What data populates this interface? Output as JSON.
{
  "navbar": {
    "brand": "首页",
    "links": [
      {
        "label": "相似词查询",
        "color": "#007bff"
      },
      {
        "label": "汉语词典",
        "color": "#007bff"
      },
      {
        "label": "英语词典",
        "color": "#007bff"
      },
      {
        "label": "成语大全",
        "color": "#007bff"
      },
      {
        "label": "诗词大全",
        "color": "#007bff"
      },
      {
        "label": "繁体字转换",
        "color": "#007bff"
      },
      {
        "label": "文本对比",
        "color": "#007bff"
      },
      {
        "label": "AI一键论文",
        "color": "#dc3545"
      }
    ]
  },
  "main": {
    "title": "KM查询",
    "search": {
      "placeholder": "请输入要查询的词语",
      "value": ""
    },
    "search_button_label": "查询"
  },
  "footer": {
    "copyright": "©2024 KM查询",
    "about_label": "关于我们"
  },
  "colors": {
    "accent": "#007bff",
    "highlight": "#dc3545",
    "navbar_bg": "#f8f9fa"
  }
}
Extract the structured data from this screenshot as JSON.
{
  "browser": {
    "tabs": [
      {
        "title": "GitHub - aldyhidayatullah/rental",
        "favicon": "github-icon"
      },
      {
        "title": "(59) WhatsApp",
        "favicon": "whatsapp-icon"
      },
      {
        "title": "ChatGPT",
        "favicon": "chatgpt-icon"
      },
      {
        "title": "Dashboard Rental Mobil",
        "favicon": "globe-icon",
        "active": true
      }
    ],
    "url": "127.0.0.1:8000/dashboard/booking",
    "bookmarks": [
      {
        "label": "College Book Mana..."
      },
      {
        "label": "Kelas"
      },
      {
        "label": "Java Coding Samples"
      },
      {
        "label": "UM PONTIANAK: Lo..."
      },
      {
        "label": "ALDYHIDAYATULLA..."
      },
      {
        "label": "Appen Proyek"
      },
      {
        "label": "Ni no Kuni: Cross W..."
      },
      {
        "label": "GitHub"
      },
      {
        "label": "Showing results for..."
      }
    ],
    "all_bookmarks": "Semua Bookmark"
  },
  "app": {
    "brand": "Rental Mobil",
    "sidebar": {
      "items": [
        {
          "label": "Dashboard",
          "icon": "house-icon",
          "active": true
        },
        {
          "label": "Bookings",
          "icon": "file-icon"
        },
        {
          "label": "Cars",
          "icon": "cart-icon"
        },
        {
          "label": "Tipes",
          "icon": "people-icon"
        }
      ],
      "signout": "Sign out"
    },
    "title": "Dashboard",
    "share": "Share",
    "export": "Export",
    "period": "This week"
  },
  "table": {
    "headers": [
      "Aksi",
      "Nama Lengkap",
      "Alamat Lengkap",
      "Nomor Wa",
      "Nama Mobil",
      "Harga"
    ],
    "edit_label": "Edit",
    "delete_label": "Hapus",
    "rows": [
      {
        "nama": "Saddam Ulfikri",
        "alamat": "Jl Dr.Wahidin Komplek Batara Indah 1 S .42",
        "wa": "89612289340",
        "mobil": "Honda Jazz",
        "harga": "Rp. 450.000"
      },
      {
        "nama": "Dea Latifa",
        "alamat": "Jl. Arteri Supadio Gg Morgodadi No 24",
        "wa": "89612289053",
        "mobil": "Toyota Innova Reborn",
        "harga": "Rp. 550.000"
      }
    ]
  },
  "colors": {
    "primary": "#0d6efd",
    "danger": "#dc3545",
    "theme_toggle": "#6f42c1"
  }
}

> EXERCISE AIM
Write out the material from the first line to the last, exactly.

> WORKED ANSWER
What data populates this interface? Output as JSON.
{
  "navbar": {
    "brand": "首页",
    "links": [
      {
        "label": "相似词查询",
        "color": "#007bff"
      },
      {
        "label": "汉语词典",
        "color": "#007bff"
      },
      {
        "label": "英语词典",
        "color": "#007bff"
      },
      {
        "label": "成语大全",
        "color": "#007bff"
      },
      {
        "label": "诗词大全",
        "color": "#007bff"
      },
      {
        "label": "繁体字转换",
        "color": "#007bff"
      },
      {
        "label": "文本对比",
        "color": "#007bff"
      },
      {
        "label": "AI一键论文",
        "color": "#dc3545"
      }
    ]
  },
  "main": {
    "title": "KM查询",
    "search": {
      "placeholder": "请输入要查询的词语",
      "value": ""
    },
    "search_button_label": "查询"
  },
  "footer": {
    "copyright": "©2024 KM查询",
    "about_label": "关于我们"
  },
  "colors": {
    "accent": "#007bff",
    "highlight": "#dc3545",
    "navbar_bg": "#f8f9fa"
  }
}
Extract the structured data from this screenshot as JSON.
{
  "browser": {
    "tabs": [
      {
        "title": "GitHub - aldyhidayatullah/rental",
        "favicon": "github-icon"
      },
      {
        "title": "(59) WhatsApp",
        "favicon": "whatsapp-icon"
      },
      {
        "title": "ChatGPT",
        "favicon": "chatgpt-icon"
      },
      {
        "title": "Dashboard Rental Mobil",
        "favicon": "globe-icon",
        "active": true
      }
    ],
    "url": "127.0.0.1:8000/dashboard/booking",
    "bookmarks": [
      {
        "label": "College Book Mana..."
      },
      {
        "label": "Kelas"
      },
      {
        "label": "Java Coding Samples"
      },
      {
        "label": "UM PONTIANAK: Lo..."
      },
      {
        "label": "ALDYHIDAYATULLA..."
      },
      {
        "label": "Appen Proyek"
      },
      {
        "label": "Ni no Kuni: Cross W..."
      },
      {
        "label": "GitHub"
      },
      {
        "label": "Showing results for..."
      }
    ],
    "all_bookmarks": "Semua Bookmark"
  },
  "app": {
    "brand": "Rental Mobil",
    "sidebar": {
      "items": [
        {
          "label": "Dashboard",
          "icon": "house-icon",
          "active": true
        },
        {
          "label": "Bookings",
          "icon": "file-icon"
        },
        {
          "label": "Cars",
          "icon": "cart-icon"
        },
        {
          "label": "Tipes",
          "icon": "people-icon"
        }
      ],
      "signout": "Sign out"
    },
    "title": "Dashboard",
    "share": "Share",
    "export": "Export",
    "period": "This week"
  },
  "table": {
    "headers": [
      "Aksi",
      "Nama Lengkap",
      "Alamat Lengkap",
      "Nomor Wa",
      "Nama Mobil",
      "Harga"
    ],
    "edit_label": "Edit",
    "delete_label": "Hapus",
    "rows": [
      {
        "nama": "Saddam Ulfikri",
        "alamat": "Jl Dr.Wahidin Komplek Batara Indah 1 S .42",
        "wa": "89612289340",
        "mobil": "Honda Jazz",
        "harga": "Rp. 450.000"
      },
      {
        "nama": "Dea Latifa",
        "alamat": "Jl. Arteri Supadio Gg Morgodadi No 24",
        "wa": "89612289053",
        "mobil": "Toyota Innova Reborn",
        "harga": "Rp. 550.000"
      }
    ]
  },
  "colors": {
    "primary": "#0d6efd",
    "danger": "#dc3545",
    "theme_toggle": "#6f42c1"
  }
}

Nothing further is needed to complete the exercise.